*WORK TO COMPLETE:*
The records must be returned word for word.

*EXERCISE MATERIALS:*

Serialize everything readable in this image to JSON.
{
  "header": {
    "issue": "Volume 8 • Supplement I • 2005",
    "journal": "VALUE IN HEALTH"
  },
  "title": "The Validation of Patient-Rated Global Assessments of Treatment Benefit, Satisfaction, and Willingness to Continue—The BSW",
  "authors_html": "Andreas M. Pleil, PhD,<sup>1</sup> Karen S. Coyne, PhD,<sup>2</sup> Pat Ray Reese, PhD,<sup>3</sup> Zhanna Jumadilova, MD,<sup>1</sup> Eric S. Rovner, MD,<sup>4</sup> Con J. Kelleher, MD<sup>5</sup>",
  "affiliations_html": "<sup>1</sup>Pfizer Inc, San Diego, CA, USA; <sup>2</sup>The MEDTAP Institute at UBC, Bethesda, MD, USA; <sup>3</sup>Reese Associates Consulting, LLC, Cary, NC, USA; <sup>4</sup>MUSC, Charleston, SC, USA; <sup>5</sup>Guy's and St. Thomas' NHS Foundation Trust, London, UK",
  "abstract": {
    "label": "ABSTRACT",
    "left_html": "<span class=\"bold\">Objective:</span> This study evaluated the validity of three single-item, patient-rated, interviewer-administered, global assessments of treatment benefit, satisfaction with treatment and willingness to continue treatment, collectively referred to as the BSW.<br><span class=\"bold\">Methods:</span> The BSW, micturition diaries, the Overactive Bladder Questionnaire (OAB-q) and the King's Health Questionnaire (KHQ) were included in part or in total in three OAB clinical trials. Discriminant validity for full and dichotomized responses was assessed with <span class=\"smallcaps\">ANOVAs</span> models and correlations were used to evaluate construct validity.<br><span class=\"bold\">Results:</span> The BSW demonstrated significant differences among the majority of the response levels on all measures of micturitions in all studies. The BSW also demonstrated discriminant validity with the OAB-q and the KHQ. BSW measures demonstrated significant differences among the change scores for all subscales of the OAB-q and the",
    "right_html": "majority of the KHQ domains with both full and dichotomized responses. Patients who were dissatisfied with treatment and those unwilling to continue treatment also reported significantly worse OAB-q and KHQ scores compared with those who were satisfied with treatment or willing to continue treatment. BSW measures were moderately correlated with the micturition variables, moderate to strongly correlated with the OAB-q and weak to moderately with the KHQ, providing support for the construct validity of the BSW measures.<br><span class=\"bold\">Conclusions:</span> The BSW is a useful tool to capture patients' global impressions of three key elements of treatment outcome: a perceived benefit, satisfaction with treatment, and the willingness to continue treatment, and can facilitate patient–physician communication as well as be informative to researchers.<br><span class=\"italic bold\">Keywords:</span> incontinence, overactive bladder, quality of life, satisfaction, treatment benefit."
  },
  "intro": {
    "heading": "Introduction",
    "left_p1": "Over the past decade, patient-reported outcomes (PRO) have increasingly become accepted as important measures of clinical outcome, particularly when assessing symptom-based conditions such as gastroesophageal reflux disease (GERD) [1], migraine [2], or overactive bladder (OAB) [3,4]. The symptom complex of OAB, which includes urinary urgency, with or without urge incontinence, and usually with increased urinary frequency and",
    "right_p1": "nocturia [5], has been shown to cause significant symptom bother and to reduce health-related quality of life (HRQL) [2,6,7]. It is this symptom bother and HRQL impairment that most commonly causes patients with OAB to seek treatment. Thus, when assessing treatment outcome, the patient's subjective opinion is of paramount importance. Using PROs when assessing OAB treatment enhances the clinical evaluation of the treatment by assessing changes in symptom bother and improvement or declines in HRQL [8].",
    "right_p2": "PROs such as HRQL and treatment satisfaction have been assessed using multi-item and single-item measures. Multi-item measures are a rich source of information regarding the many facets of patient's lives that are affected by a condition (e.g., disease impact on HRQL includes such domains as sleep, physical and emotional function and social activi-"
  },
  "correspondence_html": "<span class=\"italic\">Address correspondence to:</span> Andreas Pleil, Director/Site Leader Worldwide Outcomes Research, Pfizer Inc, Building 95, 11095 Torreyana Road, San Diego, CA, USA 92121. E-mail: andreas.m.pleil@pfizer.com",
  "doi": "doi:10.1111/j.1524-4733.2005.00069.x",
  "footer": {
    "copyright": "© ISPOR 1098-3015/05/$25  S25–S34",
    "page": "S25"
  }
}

*ANSWER BOX:*
Serialize everything readable in this image to JSON.
{
  "header": {
    "issue": "Volume 8 • Supplement I • 2005",
    "journal": "VALUE IN HEALTH"
  },
  "title": "The Validation of Patient-Rated Global Assessments of Treatment Benefit, Satisfaction, and Willingness to Continue—The BSW",
  "authors_html": "Andreas M. Pleil, PhD,<sup>1</sup> Karen S. Coyne, PhD,<sup>2</sup> Pat Ray Reese, PhD,<sup>3</sup> Zhanna Jumadilova, MD,<sup>1</sup> Eric S. Rovner, MD,<sup>4</sup> Con J. Kelleher, MD<sup>5</sup>",
  "affiliations_html": "<sup>1</sup>Pfizer Inc, San Diego, CA, USA; <sup>2</sup>The MEDTAP Institute at UBC, Bethesda, MD, USA; <sup>3</sup>Reese Associates Consulting, LLC, Cary, NC, USA; <sup>4</sup>MUSC, Charleston, SC, USA; <sup>5</sup>Guy's and St. Thomas' NHS Foundation Trust, London, UK",
  "abstract": {
    "label": "ABSTRACT",
    "left_html": "<span class=\"bold\">Objective:</span> This study evaluated the validity of three single-item, patient-rated, interviewer-administered, global assessments of treatment benefit, satisfaction with treatment and willingness to continue treatment, collectively referred to as the BSW.<br><span class=\"bold\">Methods:</span> The BSW, micturition diaries, the Overactive Bladder Questionnaire (OAB-q) and the King's Health Questionnaire (KHQ) were included in part or in total in three OAB clinical trials. Discriminant validity for full and dichotomized responses was assessed with <span class=\"smallcaps\">ANOVAs</span> models and correlations were used to evaluate construct validity.<br><span class=\"bold\">Results:</span> The BSW demonstrated significant differences among the majority of the response levels on all measures of micturitions in all studies. The BSW also demonstrated discriminant validity with the OAB-q and the KHQ. BSW measures demonstrated significant differences among the change scores for all subscales of the OAB-q and the",
    "right_html": "majority of the KHQ domains with both full and dichotomized responses. Patients who were dissatisfied with treatment and those unwilling to continue treatment also reported significantly worse OAB-q and KHQ scores compared with those who were satisfied with treatment or willing to continue treatment. BSW measures were moderately correlated with the micturition variables, moderate to strongly correlated with the OAB-q and weak to moderately with the KHQ, providing support for the construct validity of the BSW measures.<br><span class=\"bold\">Conclusions:</span> The BSW is a useful tool to capture patients' global impressions of three key elements of treatment outcome: a perceived benefit, satisfaction with treatment, and the willingness to continue treatment, and can facilitate patient–physician communication as well as be informative to researchers.<br><span class=\"italic bold\">Keywords:</span> incontinence, overactive bladder, quality of life, satisfaction, treatment benefit."
  },
  "intro": {
    "heading": "Introduction",
    "left_p1": "Over the past decade, patient-reported outcomes (PRO) have increasingly become accepted as important measures of clinical outcome, particularly when assessing symptom-based conditions such as gastroesophageal reflux disease (GERD) [1], migraine [2], or overactive bladder (OAB) [3,4]. The symptom complex of OAB, which includes urinary urgency, with or without urge incontinence, and usually with increased urinary frequency and",
    "right_p1": "nocturia [5], has been shown to cause significant symptom bother and to reduce health-related quality of life (HRQL) [2,6,7]. It is this symptom bother and HRQL impairment that most commonly causes patients with OAB to seek treatment. Thus, when assessing treatment outcome, the patient's subjective opinion is of paramount importance. Using PROs when assessing OAB treatment enhances the clinical evaluation of the treatment by assessing changes in symptom bother and improvement or declines in HRQL [8].",
    "right_p2": "PROs such as HRQL and treatment satisfaction have been assessed using multi-item and single-item measures. Multi-item measures are a rich source of information regarding the many facets of patient's lives that are affected by a condition (e.g., disease impact on HRQL includes such domains as sleep, physical and emotional function and social activi-"
  },
  "correspondence_html": "<span class=\"italic\">Address correspondence to:</span> Andreas Pleil, Director/Site Leader Worldwide Outcomes Research, Pfizer Inc, Building 95, 11095 Torreyana Road, San Diego, CA, USA 92121. E-mail: andreas.m.pleil@pfizer.com",
  "doi": "doi:10.1111/j.1524-4733.2005.00069.x",
  "footer": {
    "copyright": "© ISPOR 1098-3015/05/$25  S25–S34",
    "page": "S25"
  }
}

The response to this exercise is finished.